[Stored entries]
Start

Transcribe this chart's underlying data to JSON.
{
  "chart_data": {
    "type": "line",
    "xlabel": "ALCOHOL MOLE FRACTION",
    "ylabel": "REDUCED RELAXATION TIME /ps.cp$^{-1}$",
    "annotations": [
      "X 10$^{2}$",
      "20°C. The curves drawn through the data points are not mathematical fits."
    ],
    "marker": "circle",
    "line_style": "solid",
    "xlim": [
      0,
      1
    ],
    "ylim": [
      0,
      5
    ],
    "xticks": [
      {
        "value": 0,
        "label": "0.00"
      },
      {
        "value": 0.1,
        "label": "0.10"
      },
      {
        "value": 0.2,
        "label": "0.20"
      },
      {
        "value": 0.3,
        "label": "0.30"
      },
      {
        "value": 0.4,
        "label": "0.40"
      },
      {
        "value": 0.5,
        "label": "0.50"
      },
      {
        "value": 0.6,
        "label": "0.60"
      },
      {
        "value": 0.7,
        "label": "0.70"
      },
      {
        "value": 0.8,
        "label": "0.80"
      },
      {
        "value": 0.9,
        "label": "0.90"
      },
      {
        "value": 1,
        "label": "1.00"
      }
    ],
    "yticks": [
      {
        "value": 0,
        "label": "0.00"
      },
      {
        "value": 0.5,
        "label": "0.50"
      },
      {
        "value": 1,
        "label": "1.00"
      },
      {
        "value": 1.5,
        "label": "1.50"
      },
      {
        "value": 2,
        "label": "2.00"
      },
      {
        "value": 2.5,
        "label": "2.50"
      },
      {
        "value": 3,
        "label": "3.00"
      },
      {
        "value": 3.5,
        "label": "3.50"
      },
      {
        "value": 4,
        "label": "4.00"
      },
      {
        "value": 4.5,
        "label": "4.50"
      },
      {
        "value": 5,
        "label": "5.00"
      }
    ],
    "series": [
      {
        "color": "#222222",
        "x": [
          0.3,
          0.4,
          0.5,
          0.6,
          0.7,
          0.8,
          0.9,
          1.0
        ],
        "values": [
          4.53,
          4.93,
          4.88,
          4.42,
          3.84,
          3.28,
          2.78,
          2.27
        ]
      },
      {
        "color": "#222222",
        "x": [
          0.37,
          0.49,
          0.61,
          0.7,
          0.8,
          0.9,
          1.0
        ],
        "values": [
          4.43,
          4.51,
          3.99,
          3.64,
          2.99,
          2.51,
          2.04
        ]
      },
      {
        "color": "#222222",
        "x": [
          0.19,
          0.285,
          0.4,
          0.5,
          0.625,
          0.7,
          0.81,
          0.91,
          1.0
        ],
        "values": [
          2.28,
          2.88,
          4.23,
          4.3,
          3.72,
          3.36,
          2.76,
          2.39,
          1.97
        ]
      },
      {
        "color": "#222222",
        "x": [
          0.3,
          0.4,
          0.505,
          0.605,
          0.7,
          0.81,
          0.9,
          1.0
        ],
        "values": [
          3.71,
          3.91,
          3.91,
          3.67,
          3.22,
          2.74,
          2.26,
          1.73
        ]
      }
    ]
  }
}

End

Extract every line above exactly as it stands.

Transcribe this chart's underlying data to JSON.
{
  "chart_data": {
    "type": "line",
    "xlabel": "ALCOHOL MOLE FRACTION",
    "ylabel": "REDUCED RELAXATION TIME /ps.cp$^{-1}$",
    "annotations": [
      "X 10$^{2}$",
      "20°C. The curves drawn through the data points are not mathematical fits."
    ],
    "marker": "circle",
    "line_style": "solid",
    "xlim": [
      0,
      1
    ],
    "ylim": [
      0,
      5
    ],
    "xticks": [
      {
        "value": 0,
        "label": "0.00"
      },
      {
        "value": 0.1,
        "label": "0.10"
      },
      {
        "value": 0.2,
        "label": "0.20"
      },
      {
        "value": 0.3,
        "label": "0.30"
      },
      {
        "value": 0.4,
        "label": "0.40"
      },
      {
        "value": 0.5,
        "label": "0.50"
      },
      {
        "value": 0.6,
        "label": "0.60"
      },
      {
        "value": 0.7,
        "label": "0.70"
      },
      {
        "value": 0.8,
        "label": "0.80"
      },
      {
        "value": 0.9,
        "label": "0.90"
      },
      {
        "value": 1,
        "label": "1.00"
      }
    ],
    "yticks": [
      {
        "value": 0,
        "label": "0.00"
      },
      {
        "value": 0.5,
        "label": "0.50"
      },
      {
        "value": 1,
        "label": "1.00"
      },
      {
        "value": 1.5,
        "label": "1.50"
      },
      {
        "value": 2,
        "label": "2.00"
      },
      {
        "value": 2.5,
        "label": "2.50"
      },
      {
        "value": 3,
        "label": "3.00"
      },
      {
        "value": 3.5,
        "label": "3.50"
      },
      {
        "value": 4,
        "label": "4.00"
      },
      {
        "value": 4.5,
        "label": "4.50"
      },
      {
        "value": 5,
        "label": "5.00"
      }
    ],
    "series": [
      {
        "color": "#222222",
        "x": [
          0.3,
          0.4,
          0.5,
          0.6,
          0.7,
          0.8,
          0.9,
          1.0
        ],
        "values": [
          4.53,
          4.93,
          4.88,
          4.42,
          3.84,
          3.28,
          2.78,
          2.27
        ]
      },
      {
        "color": "#222222",
        "x": [
          0.37,
          0.49,
          0.61,
          0.7,
          0.8,
          0.9,
          1.0
        ],
        "values": [
          4.43,
          4.51,
          3.99,
          3.64,
          2.99,
          2.51,
          2.04
        ]
      },
      {
        "color": "#222222",
        "x": [
          0.19,
          0.285,
          0.4,
          0.5,
          0.625,
          0.7,
          0.81,
          0.91,
          1.0
        ],
        "values": [
          2.28,
          2.88,
          4.23,
          4.3,
          3.72,
          3.36,
          2.76,
          2.39,
          1.97
        ]
      },
      {
        "color": "#222222",
        "x": [
          0.3,
          0.4,
          0.505,
          0.605,
          0.7,
          0.81,
          0.9,
          1.0
        ],
        "values": [
          3.71,
          3.91,
          3.91,
          3.67,
          3.22,
          2.74,
          2.26,
          1.73
        ]
      }
    ]
  }
}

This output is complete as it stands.